§ **Collection entries**:

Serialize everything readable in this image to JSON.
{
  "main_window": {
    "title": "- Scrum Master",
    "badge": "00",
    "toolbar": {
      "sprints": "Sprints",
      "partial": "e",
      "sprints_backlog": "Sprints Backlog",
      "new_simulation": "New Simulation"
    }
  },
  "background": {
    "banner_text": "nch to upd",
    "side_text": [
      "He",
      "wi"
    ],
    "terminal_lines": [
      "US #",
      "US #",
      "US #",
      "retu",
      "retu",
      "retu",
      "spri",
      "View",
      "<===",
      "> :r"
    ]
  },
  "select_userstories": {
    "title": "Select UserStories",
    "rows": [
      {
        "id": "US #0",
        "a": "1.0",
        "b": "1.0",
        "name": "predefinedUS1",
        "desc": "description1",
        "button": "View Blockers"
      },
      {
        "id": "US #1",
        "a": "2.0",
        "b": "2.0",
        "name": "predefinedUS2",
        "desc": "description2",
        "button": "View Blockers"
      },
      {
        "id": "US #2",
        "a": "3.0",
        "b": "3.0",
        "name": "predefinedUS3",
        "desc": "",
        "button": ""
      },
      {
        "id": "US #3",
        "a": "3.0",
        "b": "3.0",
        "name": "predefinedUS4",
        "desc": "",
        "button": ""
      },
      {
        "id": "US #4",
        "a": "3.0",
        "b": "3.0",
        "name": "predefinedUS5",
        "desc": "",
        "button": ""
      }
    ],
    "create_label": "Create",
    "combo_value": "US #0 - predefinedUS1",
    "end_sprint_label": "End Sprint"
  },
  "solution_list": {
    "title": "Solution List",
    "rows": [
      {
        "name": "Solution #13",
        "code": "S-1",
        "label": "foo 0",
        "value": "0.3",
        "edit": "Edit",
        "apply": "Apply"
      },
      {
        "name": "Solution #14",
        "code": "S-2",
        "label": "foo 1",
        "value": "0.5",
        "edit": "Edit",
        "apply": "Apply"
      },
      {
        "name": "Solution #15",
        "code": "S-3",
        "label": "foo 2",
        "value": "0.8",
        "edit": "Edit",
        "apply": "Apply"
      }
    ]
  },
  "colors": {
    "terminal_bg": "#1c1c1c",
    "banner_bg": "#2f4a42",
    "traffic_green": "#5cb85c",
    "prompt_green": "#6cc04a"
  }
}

§ **Task objective**: Each record above should be restated word for word.

§ **Response for this exercise**:
Serialize everything readable in this image to JSON.
{
  "main_window": {
    "title": "- Scrum Master",
    "badge": "00",
    "toolbar": {
      "sprints": "Sprints",
      "partial": "e",
      "sprints_backlog": "Sprints Backlog",
      "new_simulation": "New Simulation"
    }
  },
  "background": {
    "banner_text": "nch to upd",
    "side_text": [
      "He",
      "wi"
    ],
    "terminal_lines": [
      "US #",
      "US #",
      "US #",
      "retu",
      "retu",
      "retu",
      "spri",
      "View",
      "<===",
      "> :r"
    ]
  },
  "select_userstories": {
    "title": "Select UserStories",
    "rows": [
      {
        "id": "US #0",
        "a": "1.0",
        "b": "1.0",
        "name": "predefinedUS1",
        "desc": "description1",
        "button": "View Blockers"
      },
      {
        "id": "US #1",
        "a": "2.0",
        "b": "2.0",
        "name": "predefinedUS2",
        "desc": "description2",
        "button": "View Blockers"
      },
      {
        "id": "US #2",
        "a": "3.0",
        "b": "3.0",
        "name": "predefinedUS3",
        "desc": "",
        "button": ""
      },
      {
        "id": "US #3",
        "a": "3.0",
        "b": "3.0",
        "name": "predefinedUS4",
        "desc": "",
        "button": ""
      },
      {
        "id": "US #4",
        "a": "3.0",
        "b": "3.0",
        "name": "predefinedUS5",
        "desc": "",
        "button": ""
      }
    ],
    "create_label": "Create",
    "combo_value": "US #0 - predefinedUS1",
    "end_sprint_label": "End Sprint"
  },
  "solution_list": {
    "title": "Solution List",
    "rows": [
      {
        "name": "Solution #13",
        "code": "S-1",
        "label": "foo 0",
        "value": "0.3",
        "edit": "Edit",
        "apply": "Apply"
      },
      {
        "name": "Solution #14",
        "code": "S-2",
        "label": "foo 1",
        "value": "0.5",
        "edit": "Edit",
        "apply": "Apply"
      },
      {
        "name": "Solution #15",
        "code": "S-3",
        "label": "foo 2",
        "value": "0.8",
        "edit": "Edit",
        "apply": "Apply"
      }
    ]
  },
  "colors": {
    "terminal_bg": "#1c1c1c",
    "banner_bg": "#2f4a42",
    "traffic_green": "#5cb85c",
    "prompt_green": "#6cc04a"
  }
}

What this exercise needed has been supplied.